Task prompt
Using the data below, gather each line that includes the word "name".

┄┄┄┄┄┄┄┄┄┄

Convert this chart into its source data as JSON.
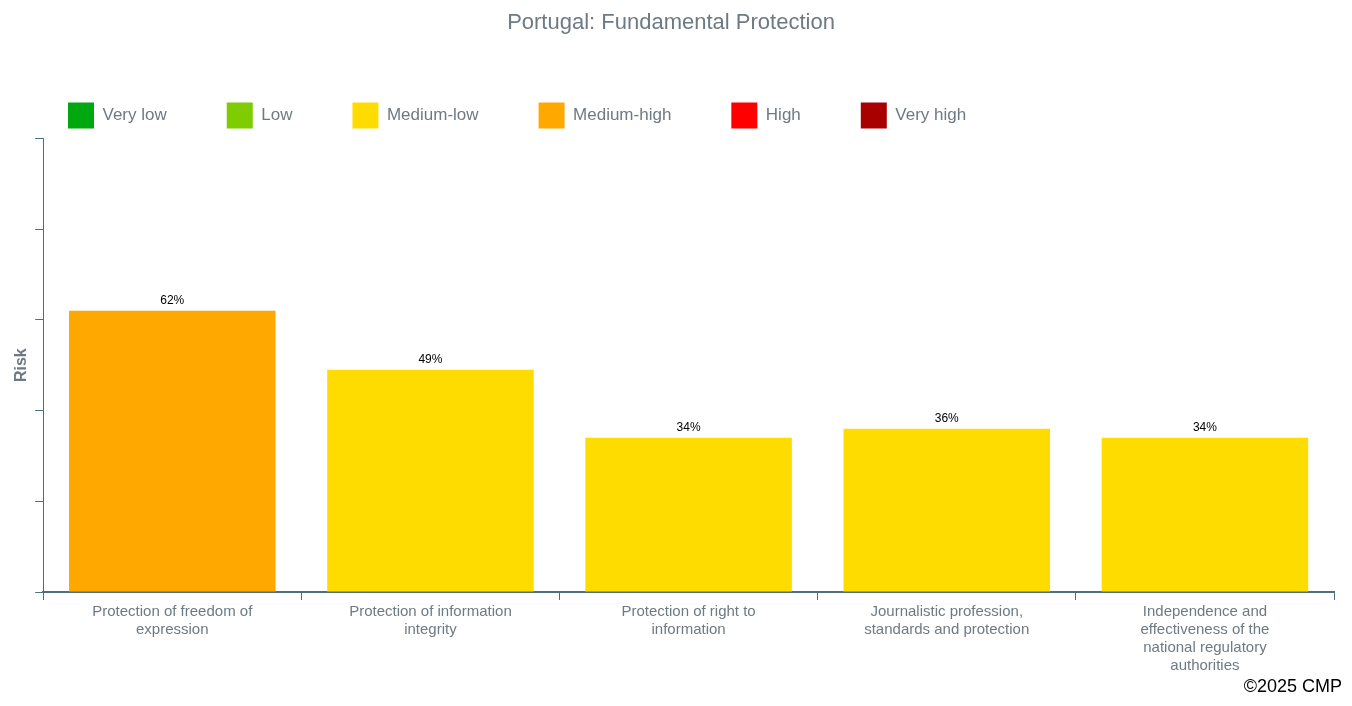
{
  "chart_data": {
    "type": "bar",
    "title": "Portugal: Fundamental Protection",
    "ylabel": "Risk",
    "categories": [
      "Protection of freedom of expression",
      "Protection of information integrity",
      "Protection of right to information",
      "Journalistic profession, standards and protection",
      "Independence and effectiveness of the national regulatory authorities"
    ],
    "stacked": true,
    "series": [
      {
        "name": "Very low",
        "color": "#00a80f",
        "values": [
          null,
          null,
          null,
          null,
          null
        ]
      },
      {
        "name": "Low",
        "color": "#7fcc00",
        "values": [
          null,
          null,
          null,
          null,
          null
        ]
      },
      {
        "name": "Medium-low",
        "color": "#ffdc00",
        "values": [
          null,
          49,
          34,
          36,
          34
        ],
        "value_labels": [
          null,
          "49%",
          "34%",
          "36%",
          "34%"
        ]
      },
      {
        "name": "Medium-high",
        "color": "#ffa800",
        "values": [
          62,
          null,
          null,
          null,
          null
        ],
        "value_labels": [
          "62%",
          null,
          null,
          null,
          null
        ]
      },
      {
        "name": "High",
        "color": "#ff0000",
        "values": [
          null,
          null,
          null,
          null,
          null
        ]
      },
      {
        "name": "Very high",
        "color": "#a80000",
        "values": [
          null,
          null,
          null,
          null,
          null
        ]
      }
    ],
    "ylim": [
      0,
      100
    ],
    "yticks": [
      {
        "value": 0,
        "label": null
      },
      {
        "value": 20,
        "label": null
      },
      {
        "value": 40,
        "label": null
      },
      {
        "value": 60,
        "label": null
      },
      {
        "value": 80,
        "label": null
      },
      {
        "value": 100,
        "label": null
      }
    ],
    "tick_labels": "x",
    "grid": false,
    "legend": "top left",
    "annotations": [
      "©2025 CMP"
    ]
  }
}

┄┄┄┄┄┄┄┄┄┄

Problem solution
        "name": "Very low",
        "name": "Low",
        "name": "Medium-low",
        "name": "Medium-high",
        "name": "High",
        "name": "Very high",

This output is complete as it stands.